Find each line in the records below that contains the word "nennen", and copy it out.

Dataset entries
——————————

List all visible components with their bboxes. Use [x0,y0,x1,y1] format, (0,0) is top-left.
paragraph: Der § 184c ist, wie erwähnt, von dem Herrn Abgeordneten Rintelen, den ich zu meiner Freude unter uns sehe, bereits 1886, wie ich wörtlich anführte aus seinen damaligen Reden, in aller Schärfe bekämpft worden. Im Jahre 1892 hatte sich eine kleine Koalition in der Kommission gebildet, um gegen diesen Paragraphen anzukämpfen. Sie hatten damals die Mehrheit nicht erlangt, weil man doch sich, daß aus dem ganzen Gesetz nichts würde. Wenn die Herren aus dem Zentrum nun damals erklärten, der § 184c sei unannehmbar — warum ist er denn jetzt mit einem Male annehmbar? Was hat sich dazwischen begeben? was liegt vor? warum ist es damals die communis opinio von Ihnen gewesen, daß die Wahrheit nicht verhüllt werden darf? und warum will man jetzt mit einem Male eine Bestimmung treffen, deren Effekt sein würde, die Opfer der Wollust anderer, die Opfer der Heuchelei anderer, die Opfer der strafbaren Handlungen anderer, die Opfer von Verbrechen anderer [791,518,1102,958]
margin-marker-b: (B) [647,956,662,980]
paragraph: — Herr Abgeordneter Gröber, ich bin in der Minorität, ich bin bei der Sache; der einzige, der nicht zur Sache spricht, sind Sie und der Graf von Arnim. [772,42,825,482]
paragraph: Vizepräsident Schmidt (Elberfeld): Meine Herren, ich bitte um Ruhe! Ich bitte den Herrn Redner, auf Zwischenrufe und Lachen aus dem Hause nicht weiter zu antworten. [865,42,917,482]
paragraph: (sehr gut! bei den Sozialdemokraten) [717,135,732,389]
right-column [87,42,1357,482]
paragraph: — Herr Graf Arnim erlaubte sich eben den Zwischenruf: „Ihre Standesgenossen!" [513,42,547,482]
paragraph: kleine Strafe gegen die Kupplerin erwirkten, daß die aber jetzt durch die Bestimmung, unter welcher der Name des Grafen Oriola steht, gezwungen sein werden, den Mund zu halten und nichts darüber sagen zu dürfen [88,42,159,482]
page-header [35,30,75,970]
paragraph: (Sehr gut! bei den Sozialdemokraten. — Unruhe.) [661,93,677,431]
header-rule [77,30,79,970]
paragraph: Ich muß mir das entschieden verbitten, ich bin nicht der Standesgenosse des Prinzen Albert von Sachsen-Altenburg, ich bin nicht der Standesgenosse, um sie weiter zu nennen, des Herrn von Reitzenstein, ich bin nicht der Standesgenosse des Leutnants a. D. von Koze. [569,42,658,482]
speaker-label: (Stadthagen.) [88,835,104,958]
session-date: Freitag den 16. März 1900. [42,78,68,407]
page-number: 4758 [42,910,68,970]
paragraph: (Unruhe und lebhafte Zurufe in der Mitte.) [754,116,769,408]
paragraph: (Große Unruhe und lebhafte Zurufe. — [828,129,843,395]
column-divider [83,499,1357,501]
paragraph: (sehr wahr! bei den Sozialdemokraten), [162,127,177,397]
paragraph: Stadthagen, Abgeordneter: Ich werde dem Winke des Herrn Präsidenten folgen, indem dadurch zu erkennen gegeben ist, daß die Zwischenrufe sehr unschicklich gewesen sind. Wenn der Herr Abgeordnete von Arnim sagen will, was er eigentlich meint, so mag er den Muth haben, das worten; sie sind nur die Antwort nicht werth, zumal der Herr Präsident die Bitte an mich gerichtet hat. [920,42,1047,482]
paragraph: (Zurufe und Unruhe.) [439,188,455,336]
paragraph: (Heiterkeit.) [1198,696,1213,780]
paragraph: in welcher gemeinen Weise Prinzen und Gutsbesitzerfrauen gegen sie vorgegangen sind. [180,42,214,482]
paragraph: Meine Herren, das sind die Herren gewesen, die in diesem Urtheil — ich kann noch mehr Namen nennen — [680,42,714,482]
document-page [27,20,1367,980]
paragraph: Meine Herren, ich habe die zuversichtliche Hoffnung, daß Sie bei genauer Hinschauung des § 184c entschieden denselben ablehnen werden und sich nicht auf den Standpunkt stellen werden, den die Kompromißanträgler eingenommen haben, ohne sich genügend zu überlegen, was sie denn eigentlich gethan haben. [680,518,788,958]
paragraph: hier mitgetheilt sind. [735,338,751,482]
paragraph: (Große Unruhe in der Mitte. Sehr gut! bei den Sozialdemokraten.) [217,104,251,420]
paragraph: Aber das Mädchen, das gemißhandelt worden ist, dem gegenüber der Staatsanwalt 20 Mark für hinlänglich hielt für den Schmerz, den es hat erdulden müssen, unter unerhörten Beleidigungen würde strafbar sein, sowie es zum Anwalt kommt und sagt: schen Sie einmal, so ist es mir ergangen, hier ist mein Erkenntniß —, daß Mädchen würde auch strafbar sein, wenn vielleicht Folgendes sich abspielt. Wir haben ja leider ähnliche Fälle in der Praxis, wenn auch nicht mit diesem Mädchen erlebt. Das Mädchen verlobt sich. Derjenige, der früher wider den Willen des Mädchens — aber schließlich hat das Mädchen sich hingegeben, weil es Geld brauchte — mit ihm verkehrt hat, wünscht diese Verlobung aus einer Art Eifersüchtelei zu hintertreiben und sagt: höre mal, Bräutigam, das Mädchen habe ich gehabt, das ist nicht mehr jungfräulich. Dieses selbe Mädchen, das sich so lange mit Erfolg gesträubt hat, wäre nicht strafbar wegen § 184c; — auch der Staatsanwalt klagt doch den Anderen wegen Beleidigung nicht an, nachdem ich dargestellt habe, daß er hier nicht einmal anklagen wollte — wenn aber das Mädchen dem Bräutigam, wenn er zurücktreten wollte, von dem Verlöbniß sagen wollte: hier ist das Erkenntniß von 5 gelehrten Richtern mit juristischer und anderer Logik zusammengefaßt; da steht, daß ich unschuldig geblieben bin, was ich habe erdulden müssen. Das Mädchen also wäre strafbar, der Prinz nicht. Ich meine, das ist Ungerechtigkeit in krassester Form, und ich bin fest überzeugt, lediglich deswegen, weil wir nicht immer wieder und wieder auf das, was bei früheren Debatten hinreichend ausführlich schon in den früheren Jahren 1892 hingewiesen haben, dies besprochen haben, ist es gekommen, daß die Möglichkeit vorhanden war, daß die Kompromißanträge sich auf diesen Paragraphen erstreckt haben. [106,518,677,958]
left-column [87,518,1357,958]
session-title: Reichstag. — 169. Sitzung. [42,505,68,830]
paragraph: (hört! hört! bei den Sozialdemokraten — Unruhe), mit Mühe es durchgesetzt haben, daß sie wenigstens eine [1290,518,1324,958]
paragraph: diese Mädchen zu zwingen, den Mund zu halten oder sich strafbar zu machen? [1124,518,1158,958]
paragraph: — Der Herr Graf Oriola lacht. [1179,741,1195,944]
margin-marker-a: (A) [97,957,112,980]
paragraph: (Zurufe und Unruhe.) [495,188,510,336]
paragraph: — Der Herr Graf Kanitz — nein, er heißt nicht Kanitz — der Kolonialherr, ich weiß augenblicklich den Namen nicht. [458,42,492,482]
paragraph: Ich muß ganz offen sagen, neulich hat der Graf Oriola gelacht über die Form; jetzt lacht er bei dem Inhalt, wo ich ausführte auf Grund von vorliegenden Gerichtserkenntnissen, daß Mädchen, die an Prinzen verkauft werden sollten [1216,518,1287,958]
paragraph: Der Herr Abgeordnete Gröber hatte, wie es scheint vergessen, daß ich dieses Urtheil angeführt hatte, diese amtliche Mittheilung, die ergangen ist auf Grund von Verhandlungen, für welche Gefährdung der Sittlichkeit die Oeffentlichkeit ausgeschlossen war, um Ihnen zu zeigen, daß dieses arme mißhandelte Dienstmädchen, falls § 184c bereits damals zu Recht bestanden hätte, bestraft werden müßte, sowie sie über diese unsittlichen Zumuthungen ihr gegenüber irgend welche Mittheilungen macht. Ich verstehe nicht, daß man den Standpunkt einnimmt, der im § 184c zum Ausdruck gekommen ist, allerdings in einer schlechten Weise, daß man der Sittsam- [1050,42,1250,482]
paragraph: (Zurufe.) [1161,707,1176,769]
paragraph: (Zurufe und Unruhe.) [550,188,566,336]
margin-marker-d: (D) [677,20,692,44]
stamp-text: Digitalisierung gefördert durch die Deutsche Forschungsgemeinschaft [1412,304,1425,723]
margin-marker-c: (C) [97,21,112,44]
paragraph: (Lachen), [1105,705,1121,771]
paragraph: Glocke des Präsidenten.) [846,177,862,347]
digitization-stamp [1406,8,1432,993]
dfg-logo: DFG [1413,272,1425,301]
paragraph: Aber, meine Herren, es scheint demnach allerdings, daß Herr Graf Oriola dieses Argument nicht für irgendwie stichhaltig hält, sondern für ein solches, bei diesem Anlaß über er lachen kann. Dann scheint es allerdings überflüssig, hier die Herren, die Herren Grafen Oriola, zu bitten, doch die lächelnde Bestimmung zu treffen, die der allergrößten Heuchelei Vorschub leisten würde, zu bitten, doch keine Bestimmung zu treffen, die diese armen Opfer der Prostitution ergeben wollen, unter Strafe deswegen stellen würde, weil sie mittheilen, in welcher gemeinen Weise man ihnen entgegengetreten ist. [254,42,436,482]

——————————

§ **Response area**
paragraph: Ich muß mir das entschieden verbitten, ich bin nicht der Standesgenosse des Prinzen Albert von Sachsen-Altenburg, ich bin nicht der Standesgenosse, um sie weiter zu nennen, des Herrn von Reitzenstein, ich bin nicht der Standesgenosse des Leutnants a. D. von Koze. [569,42,658,482]
paragraph: Meine Herren, das sind die Herren gewesen, die in diesem Urtheil — ich kann noch mehr Namen nennen — [680,42,714,482]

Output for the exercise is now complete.